MATERIALS PROVIDED:
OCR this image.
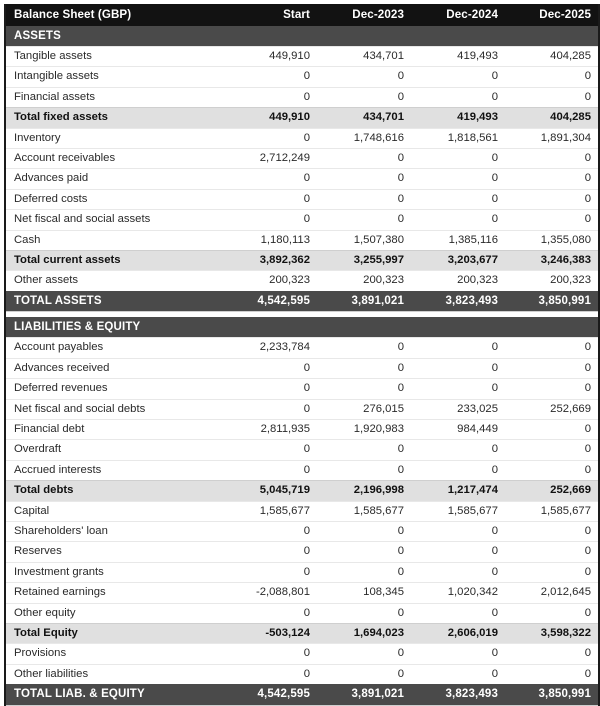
Balance Sheet (GBP)	Start	Dec-2023	Dec-2024	Dec-2025
ASSETS				
Tangible assets	449,910	434,701	419,493	404,285
Intangible assets	0	0	0	0
Financial assets	0	0	0	0
Total fixed assets	449,910	434,701	419,493	404,285
Inventory	0	1,748,616	1,818,561	1,891,304
Account receivables	2,712,249	0	0	0
Advances paid	0	0	0	0
Deferred costs	0	0	0	0
Net fiscal and social assets	0	0	0	0
Cash	1,180,113	1,507,380	1,385,116	1,355,080
Total current assets	3,892,362	3,255,997	3,203,677	3,246,383
Other assets	200,323	200,323	200,323	200,323
TOTAL ASSETS	4,542,595	3,891,021	3,823,493	3,850,991

LIABILITIES & EQUITY				
Account payables	2,233,784	0	0	0
Advances received	0	0	0	0
Deferred revenues	0	0	0	0
Net fiscal and social debts	0	276,015	233,025	252,669
Financial debt	2,811,935	1,920,983	984,449	0
Overdraft	0	0	0	0
Accrued interests	0	0	0	0
Total debts	5,045,719	2,196,998	1,217,474	252,669
Capital	1,585,677	1,585,677	1,585,677	1,585,677
Shareholders' loan	0	0	0	0
Reserves	0	0	0	0
Investment grants	0	0	0	0
Retained earnings	-2,088,801	108,345	1,020,342	2,012,645
Other equity	0	0	0	0
Total Equity	-503,124	1,694,023	2,606,019	3,598,322
Provisions	0	0	0	0
Other liabilities	0	0	0	0
TOTAL LIAB. & EQUITY	4,542,595	3,891,021	3,823,493	3,850,991
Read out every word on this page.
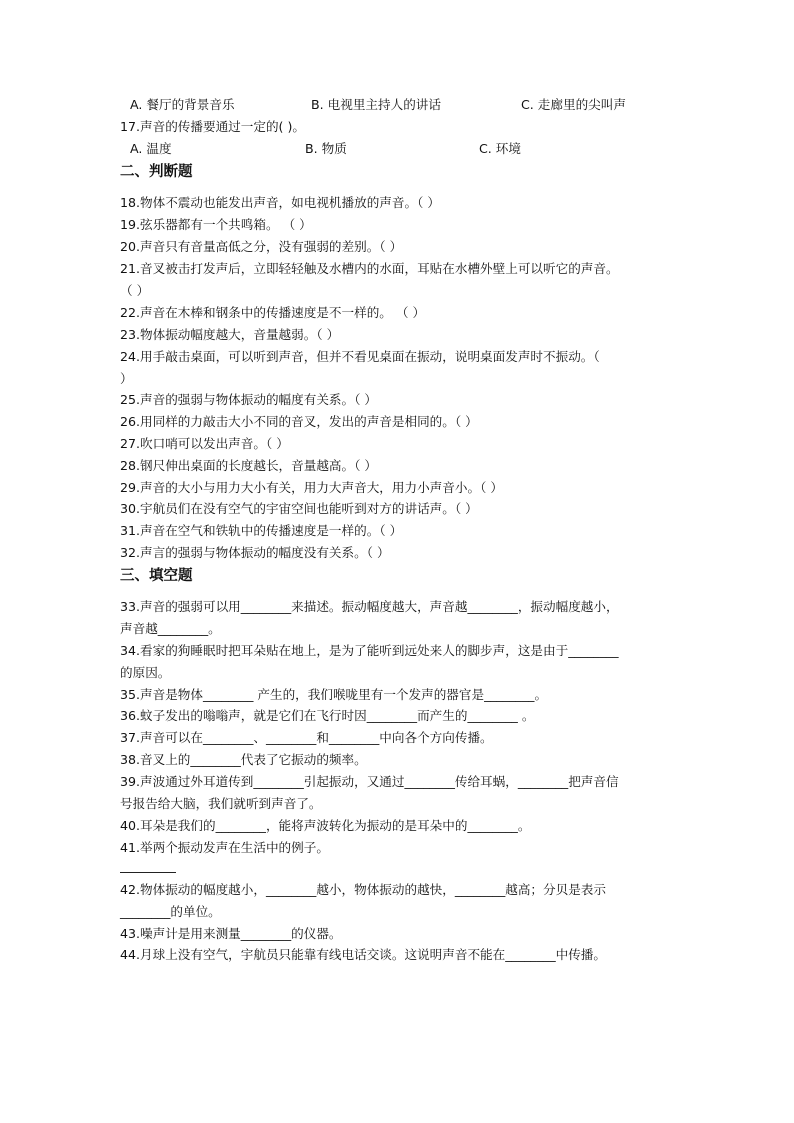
A. 餐厅的背景音乐	B. 电视里主持人的讲话	C. 走廊里的尖叫声
17.声音的传播要通过一定的( )。
A. 温度	B. 物质	C. 环境
二、判断题
18.物体不震动也能发出声音，如电视机播放的声音。（ ）
19.弦乐器都有一个共鸣箱。 （ ）
20.声音只有音量高低之分，没有强弱的差别。（ ）
21.音叉被击打发声后，立即轻轻触及水槽内的水面，耳贴在水槽外壁上可以听它的声音。
（ ）
22.声音在木棒和钢条中的传播速度是不一样的。 （ ）
23.物体振动幅度越大，音量越弱。（ ）
24.用手敲击桌面，可以听到声音，但并不看见桌面在振动，说明桌面发声时不振动。（
）
25.声音的强弱与物体振动的幅度有关系。（ ）
26.用同样的力敲击大小不同的音叉，发出的声音是相同的。（ ）
27.吹口哨可以发出声音。（ ）
28.钢尺伸出桌面的长度越长，音量越高。（ ）
29.声音的大小与用力大小有关，用力大声音大，用力小声音小。（ ）
30.宇航员们在没有空气的宇宙空间也能听到对方的讲话声。（ ）
31.声音在空气和铁轨中的传播速度是一样的。（ ）
32.声言的强弱与物体振动的幅度没有关系。（ ）
三、填空题
33.声音的强弱可以用________来描述。振动幅度越大，声音越________，振动幅度越小，
声音越________。
34.看家的狗睡眠时把耳朵贴在地上，是为了能听到远处来人的脚步声，这是由于________
的原因。
35.声音是物体________ 产生的，我们喉咙里有一个发声的器官是________。
36.蚊子发出的嗡嗡声，就是它们在飞行时因________而产生的________ 。
37.声音可以在________、________和________中向各个方向传播。
38.音叉上的________代表了它振动的频率。
39.声波通过外耳道传到________引起振动，又通过________传给耳蜗，________把声音信
号报告给大脑，我们就听到声音了。
40.耳朵是我们的________，能将声波转化为振动的是耳朵中的________。
41.举两个振动发声在生活中的例子。
42.物体振动的幅度越小，________越小，物体振动的越快，________越高；分贝是表示
________的单位。
43.噪声计是用来测量________的仪器。
44.月球上没有空气，宇航员只能靠有线电话交谈。这说明声音不能在________中传播。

GIVEN INSTRUCTION:
How many lines in the records hold the string "this"? Reply with the number alone.

THE RESULT:
2